Exclude the pictures; give every entry again exactly as written.

(Figure content listings)
** Start **
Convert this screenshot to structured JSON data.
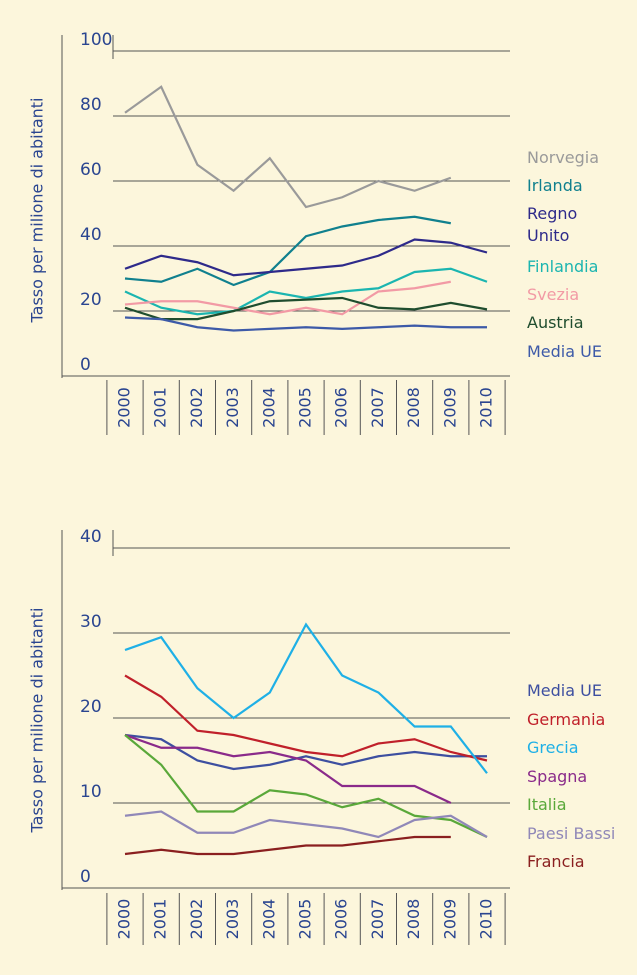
{
  "chart_data": [
    {
      "type": "line",
      "y_label": "Tasso per milione di abitanti",
      "categories": [
        "2000",
        "2001",
        "2002",
        "2003",
        "2004",
        "2005",
        "2006",
        "2007",
        "2008",
        "2009",
        "2010"
      ],
      "ylim": [
        0,
        100
      ],
      "yticks": [
        0,
        20,
        40,
        60,
        80,
        100
      ],
      "grid": true,
      "series": [
        {
          "name": "Norvegia",
          "color": "#9a9a9a",
          "values": [
            81,
            89,
            65,
            57,
            67,
            52,
            55,
            60,
            57,
            61,
            null
          ]
        },
        {
          "name": "Irlanda",
          "color": "#10808e",
          "values": [
            30,
            29,
            33,
            28,
            32,
            43,
            46,
            48,
            49,
            47,
            null
          ]
        },
        {
          "name": "Regno Unito",
          "color": "#2e2a8a",
          "values": [
            33,
            37,
            35,
            31,
            32,
            33,
            34,
            37,
            42,
            41,
            38
          ]
        },
        {
          "name": "Finlandia",
          "color": "#1bb5b0",
          "values": [
            26,
            21,
            19,
            20,
            26,
            24,
            26,
            27,
            32,
            33,
            29
          ]
        },
        {
          "name": "Svezia",
          "color": "#f29aa5",
          "values": [
            22,
            23,
            23,
            21,
            19,
            21,
            19,
            26,
            27,
            29,
            null
          ]
        },
        {
          "name": "Austria",
          "color": "#1f4d2e",
          "values": [
            21,
            17.5,
            17.5,
            20,
            23,
            23.5,
            24,
            21,
            20.5,
            22.5,
            20.5
          ]
        },
        {
          "name": "Media UE",
          "color": "#3d5aa8",
          "values": [
            18,
            17.5,
            15,
            14,
            14.5,
            15,
            14.5,
            15,
            15.5,
            15,
            15
          ]
        }
      ]
    },
    {
      "type": "line",
      "y_label": "Tasso per milione di abitanti",
      "categories": [
        "2000",
        "2001",
        "2002",
        "2003",
        "2004",
        "2005",
        "2006",
        "2007",
        "2008",
        "2009",
        "2010"
      ],
      "ylim": [
        0,
        40
      ],
      "yticks": [
        0,
        10,
        20,
        30,
        40
      ],
      "grid": true,
      "series": [
        {
          "name": "Media UE",
          "color": "#3d4fa0",
          "values": [
            18,
            17.5,
            15,
            14,
            14.5,
            15.5,
            14.5,
            15.5,
            16,
            15.5,
            15.5
          ]
        },
        {
          "name": "Germania",
          "color": "#c0202a",
          "values": [
            25,
            22.5,
            18.5,
            18,
            17,
            16,
            15.5,
            17,
            17.5,
            16,
            15
          ]
        },
        {
          "name": "Grecia",
          "color": "#1fb0e6",
          "values": [
            28,
            29.5,
            23.5,
            20,
            23,
            31,
            25,
            23,
            19,
            19,
            13.5
          ]
        },
        {
          "name": "Spagna",
          "color": "#8a2a8a",
          "values": [
            18,
            16.5,
            16.5,
            15.5,
            16,
            15,
            12,
            12,
            12,
            10,
            null
          ]
        },
        {
          "name": "Italia",
          "color": "#5aa83a",
          "values": [
            18,
            14.5,
            9,
            9,
            11.5,
            11,
            9.5,
            10.5,
            8.5,
            8,
            6
          ]
        },
        {
          "name": "Paesi Bassi",
          "color": "#9088b8",
          "values": [
            8.5,
            9,
            6.5,
            6.5,
            8,
            7.5,
            7,
            6,
            8,
            8.5,
            6
          ]
        },
        {
          "name": "Francia",
          "color": "#8a1f1f",
          "values": [
            4,
            4.5,
            4,
            4,
            4.5,
            5,
            5,
            5.5,
            6,
            6,
            null
          ]
        }
      ]
    }
  ]
}
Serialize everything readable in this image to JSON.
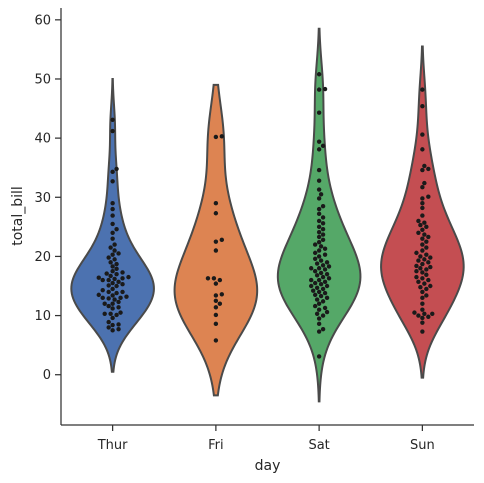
{
  "chart_data": {
    "type": "violin",
    "xlabel": "day",
    "ylabel": "total_bill",
    "categories": [
      "Thur",
      "Fri",
      "Sat",
      "Sun"
    ],
    "ylim": [
      -8.5,
      62
    ],
    "yticks": [
      0,
      10,
      20,
      30,
      40,
      50,
      60
    ],
    "grid": false,
    "legend": "none",
    "series": [
      {
        "name": "Thur",
        "color": "#4c72b0",
        "violin_min": 0.5,
        "violin_max": 50,
        "points": [
          7.5,
          7.7,
          8.0,
          8.4,
          8.5,
          8.9,
          9.6,
          10.1,
          10.3,
          10.3,
          10.5,
          11.2,
          11.4,
          11.6,
          12.0,
          12.0,
          12.3,
          12.7,
          12.9,
          13.0,
          13.0,
          13.2,
          13.4,
          13.5,
          13.8,
          14.0,
          14.0,
          14.3,
          14.5,
          15.0,
          15.1,
          15.3,
          15.5,
          15.7,
          16.0,
          16.0,
          16.2,
          16.3,
          16.4,
          16.5,
          16.7,
          17.0,
          17.1,
          17.3,
          17.5,
          17.9,
          18.3,
          18.7,
          19.0,
          19.5,
          19.8,
          20.3,
          20.5,
          21.0,
          21.5,
          22.0,
          23.0,
          24.0,
          24.6,
          25.5,
          26.9,
          28.0,
          29.0,
          32.7,
          34.3,
          34.8,
          41.2,
          43.1
        ]
      },
      {
        "name": "Fri",
        "color": "#dd8452",
        "violin_min": -3.5,
        "violin_max": 49,
        "points": [
          5.8,
          8.6,
          10.1,
          11.4,
          12.0,
          12.5,
          13.4,
          13.6,
          15.4,
          16.0,
          16.3,
          16.3,
          21.0,
          22.5,
          22.8,
          27.3,
          29.0,
          40.2,
          40.3
        ]
      },
      {
        "name": "Sat",
        "color": "#55a868",
        "violin_min": -4.5,
        "violin_max": 58.5,
        "points": [
          3.1,
          7.3,
          7.7,
          8.6,
          9.5,
          10.0,
          10.3,
          10.6,
          11.0,
          11.3,
          11.6,
          12.0,
          12.4,
          12.7,
          13.0,
          13.3,
          13.5,
          13.8,
          14.0,
          14.2,
          14.5,
          14.7,
          15.0,
          15.0,
          15.3,
          15.5,
          15.7,
          16.0,
          16.0,
          16.3,
          16.5,
          16.8,
          17.0,
          17.2,
          17.5,
          17.8,
          18.0,
          18.0,
          18.3,
          18.5,
          18.8,
          19.0,
          19.3,
          19.6,
          20.0,
          20.3,
          20.6,
          21.0,
          21.3,
          21.7,
          22.0,
          22.4,
          22.8,
          23.3,
          23.7,
          24.1,
          24.6,
          25.0,
          25.6,
          26.0,
          26.6,
          27.2,
          28.0,
          28.5,
          29.8,
          30.5,
          31.3,
          32.8,
          34.6,
          38.1,
          38.7,
          39.4,
          44.3,
          48.2,
          48.3,
          50.8
        ]
      },
      {
        "name": "Sun",
        "color": "#c44e52",
        "violin_min": -0.5,
        "violin_max": 55.5,
        "points": [
          7.3,
          8.8,
          9.6,
          9.8,
          10.0,
          10.3,
          10.3,
          10.5,
          11.0,
          12.0,
          13.0,
          13.4,
          14.0,
          14.5,
          14.8,
          15.0,
          15.4,
          15.7,
          16.0,
          16.3,
          16.5,
          16.9,
          17.3,
          17.5,
          17.8,
          18.0,
          18.2,
          18.4,
          18.7,
          19.0,
          19.3,
          19.5,
          19.8,
          20.0,
          20.3,
          20.6,
          21.0,
          21.5,
          22.0,
          22.5,
          23.0,
          23.3,
          23.7,
          24.0,
          24.5,
          25.0,
          25.3,
          25.7,
          26.0,
          26.9,
          28.2,
          29.0,
          29.8,
          30.1,
          31.7,
          32.4,
          34.6,
          34.8,
          35.3,
          38.1,
          40.6,
          45.4,
          48.2
        ]
      }
    ]
  }
}
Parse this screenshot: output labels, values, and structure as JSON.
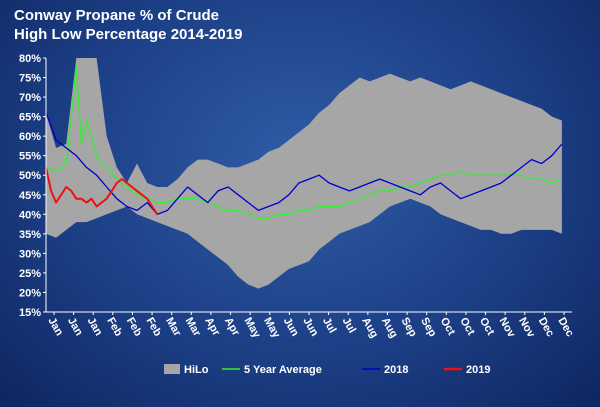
** End **
■ Solution
Convert this screenshot to structured JSON data.
{
  "chart_data": [
    {
      "type": "line",
      "y_label": "Tasso per milione di abitanti",
      "categories": [
        "2000",
        "2001",
        "2002",
        "2003",
        "2004",
        "2005",
        "2006",
        "2007",
        "2008",
        "2009",
        "2010"
      ],
      "ylim": [
        0,
        100
      ],
      "yticks": [
        0,
        20,
        40,
        60,
        80,
        100
      ],
      "grid": true,
      "series": [
        {
          "name": "Norvegia",
          "color": "#9a9a9a",
          "values": [
            81,
            89,
            65,
            57,
            67,
            52,
            55,
            60,
            57,
            61,
            null
          ]
        },
        {
          "name": "Irlanda",
          "color": "#10808e",
          "values": [
            30,
            29,
            33,
            28,
            32,
            43,
            46,
            48,
            49,
            47,
            null
          ]
        },
        {
          "name": "Regno Unito",
          "color": "#2e2a8a",
          "values": [
            33,
            37,
            35,
            31,
            32,
            33,
            34,
            37,
            42,
            41,
            38
          ]
        },
        {
          "name": "Finlandia",
          "color": "#1bb5b0",
          "values": [
            26,
            21,
            19,
            20,
            26,
            24,
            26,
            27,
            32,
            33,
            29
          ]
        },
        {
          "name": "Svezia",
          "color": "#f29aa5",
          "values": [
            22,
            23,
            23,
            21,
            19,
            21,
            19,
            26,
            27,
            29,
            null
          ]
        },
        {
          "name": "Austria",
          "color": "#1f4d2e",
          "values": [
            21,
            17.5,
            17.5,
            20,
            23,
            23.5,
            24,
            21,
            20.5,
            22.5,
            20.5
          ]
        },
        {
          "name": "Media UE",
          "color": "#3d5aa8",
          "values": [
            18,
            17.5,
            15,
            14,
            14.5,
            15,
            14.5,
            15,
            15.5,
            15,
            15
          ]
        }
      ]
    },
    {
      "type": "line",
      "y_label": "Tasso per milione di abitanti",
      "categories": [
        "2000",
        "2001",
        "2002",
        "2003",
        "2004",
        "2005",
        "2006",
        "2007",
        "2008",
        "2009",
        "2010"
      ],
      "ylim": [
        0,
        40
      ],
      "yticks": [
        0,
        10,
        20,
        30,
        40
      ],
      "grid": true,
      "series": [
        {
          "name": "Media UE",
          "color": "#3d4fa0",
          "values": [
            18,
            17.5,
            15,
            14,
            14.5,
            15.5,
            14.5,
            15.5,
            16,
            15.5,
            15.5
          ]
        },
        {
          "name": "Germania",
          "color": "#c0202a",
          "values": [
            25,
            22.5,
            18.5,
            18,
            17,
            16,
            15.5,
            17,
            17.5,
            16,
            15
          ]
        },
        {
          "name": "Grecia",
          "color": "#1fb0e6",
          "values": [
            28,
            29.5,
            23.5,
            20,
            23,
            31,
            25,
            23,
            19,
            19,
            13.5
          ]
        },
        {
          "name": "Spagna",
          "color": "#8a2a8a",
          "values": [
            18,
            16.5,
            16.5,
            15.5,
            16,
            15,
            12,
            12,
            12,
            10,
            null
          ]
        },
        {
          "name": "Italia",
          "color": "#5aa83a",
          "values": [
            18,
            14.5,
            9,
            9,
            11.5,
            11,
            9.5,
            10.5,
            8.5,
            8,
            6
          ]
        },
        {
          "name": "Paesi Bassi",
          "color": "#9088b8",
          "values": [
            8.5,
            9,
            6.5,
            6.5,
            8,
            7.5,
            7,
            6,
            8,
            8.5,
            6
          ]
        },
        {
          "name": "Francia",
          "color": "#8a1f1f",
          "values": [
            4,
            4.5,
            4,
            4,
            4.5,
            5,
            5,
            5.5,
            6,
            6,
            null
          ]
        }
      ]
    }
  ]
}
Serialize everything readable in this image to JSON.
{
  "chart_data": {
    "type": "violin",
    "xlabel": "day",
    "ylabel": "total_bill",
    "categories": [
      "Thur",
      "Fri",
      "Sat",
      "Sun"
    ],
    "ylim": [
      -8.5,
      62
    ],
    "yticks": [
      0,
      10,
      20,
      30,
      40,
      50,
      60
    ],
    "grid": false,
    "legend": "none",
    "series": [
      {
        "name": "Thur",
        "color": "#4c72b0",
        "violin_min": 0.5,
        "violin_max": 50,
        "points": [
          7.5,
          7.7,
          8.0,
          8.4,
          8.5,
          8.9,
          9.6,
          10.1,
          10.3,
          10.3,
          10.5,
          11.2,
          11.4,
          11.6,
          12.0,
          12.0,
          12.3,
          12.7,
          12.9,
          13.0,
          13.0,
          13.2,
          13.4,
          13.5,
          13.8,
          14.0,
          14.0,
          14.3,
          14.5,
          15.0,
          15.1,
          15.3,
          15.5,
          15.7,
          16.0,
          16.0,
          16.2,
          16.3,
          16.4,
          16.5,
          16.7,
          17.0,
          17.1,
          17.3,
          17.5,
          17.9,
          18.3,
          18.7,
          19.0,
          19.5,
          19.8,
          20.3,
          20.5,
          21.0,
          21.5,
          22.0,
          23.0,
          24.0,
          24.6,
          25.5,
          26.9,
          28.0,
          29.0,
          32.7,
          34.3,
          34.8,
          41.2,
          43.1
        ]
      },
      {
        "name": "Fri",
        "color": "#dd8452",
        "violin_min": -3.5,
        "violin_max": 49,
        "points": [
          5.8,
          8.6,
          10.1,
          11.4,
          12.0,
          12.5,
          13.4,
          13.6,
          15.4,
          16.0,
          16.3,
          16.3,
          21.0,
          22.5,
          22.8,
          27.3,
          29.0,
          40.2,
          40.3
        ]
      },
      {
        "name": "Sat",
        "color": "#55a868",
        "violin_min": -4.5,
        "violin_max": 58.5,
        "points": [
          3.1,
          7.3,
          7.7,
          8.6,
          9.5,
          10.0,
          10.3,
          10.6,
          11.0,
          11.3,
          11.6,
          12.0,
          12.4,
          12.7,
          13.0,
          13.3,
          13.5,
          13.8,
          14.0,
          14.2,
          14.5,
          14.7,
          15.0,
          15.0,
          15.3,
          15.5,
          15.7,
          16.0,
          16.0,
          16.3,
          16.5,
          16.8,
          17.0,
          17.2,
          17.5,
          17.8,
          18.0,
          18.0,
          18.3,
          18.5,
          18.8,
          19.0,
          19.3,
          19.6,
          20.0,
          20.3,
          20.6,
          21.0,
          21.3,
          21.7,
          22.0,
          22.4,
          22.8,
          23.3,
          23.7,
          24.1,
          24.6,
          25.0,
          25.6,
          26.0,
          26.6,
          27.2,
          28.0,
          28.5,
          29.8,
          30.5,
          31.3,
          32.8,
          34.6,
          38.1,
          38.7,
          39.4,
          44.3,
          48.2,
          48.3,
          50.8
        ]
      },
      {
        "name": "Sun",
        "color": "#c44e52",
        "violin_min": -0.5,
        "violin_max": 55.5,
        "points": [
          7.3,
          8.8,
          9.6,
          9.8,
          10.0,
          10.3,
          10.3,
          10.5,
          11.0,
          12.0,
          13.0,
          13.4,
          14.0,
          14.5,
          14.8,
          15.0,
          15.4,
          15.7,
          16.0,
          16.3,
          16.5,
          16.9,
          17.3,
          17.5,
          17.8,
          18.0,
          18.2,
          18.4,
          18.7,
          19.0,
          19.3,
          19.5,
          19.8,
          20.0,
          20.3,
          20.6,
          21.0,
          21.5,
          22.0,
          22.5,
          23.0,
          23.3,
          23.7,
          24.0,
          24.5,
          25.0,
          25.3,
          25.7,
          26.0,
          26.9,
          28.2,
          29.0,
          29.8,
          30.1,
          31.7,
          32.4,
          34.6,
          34.8,
          35.3,
          38.1,
          40.6,
          45.4,
          48.2
        ]
      }
    ]
  }
}
Parse this screenshot: output labels, values, and structure as JSON.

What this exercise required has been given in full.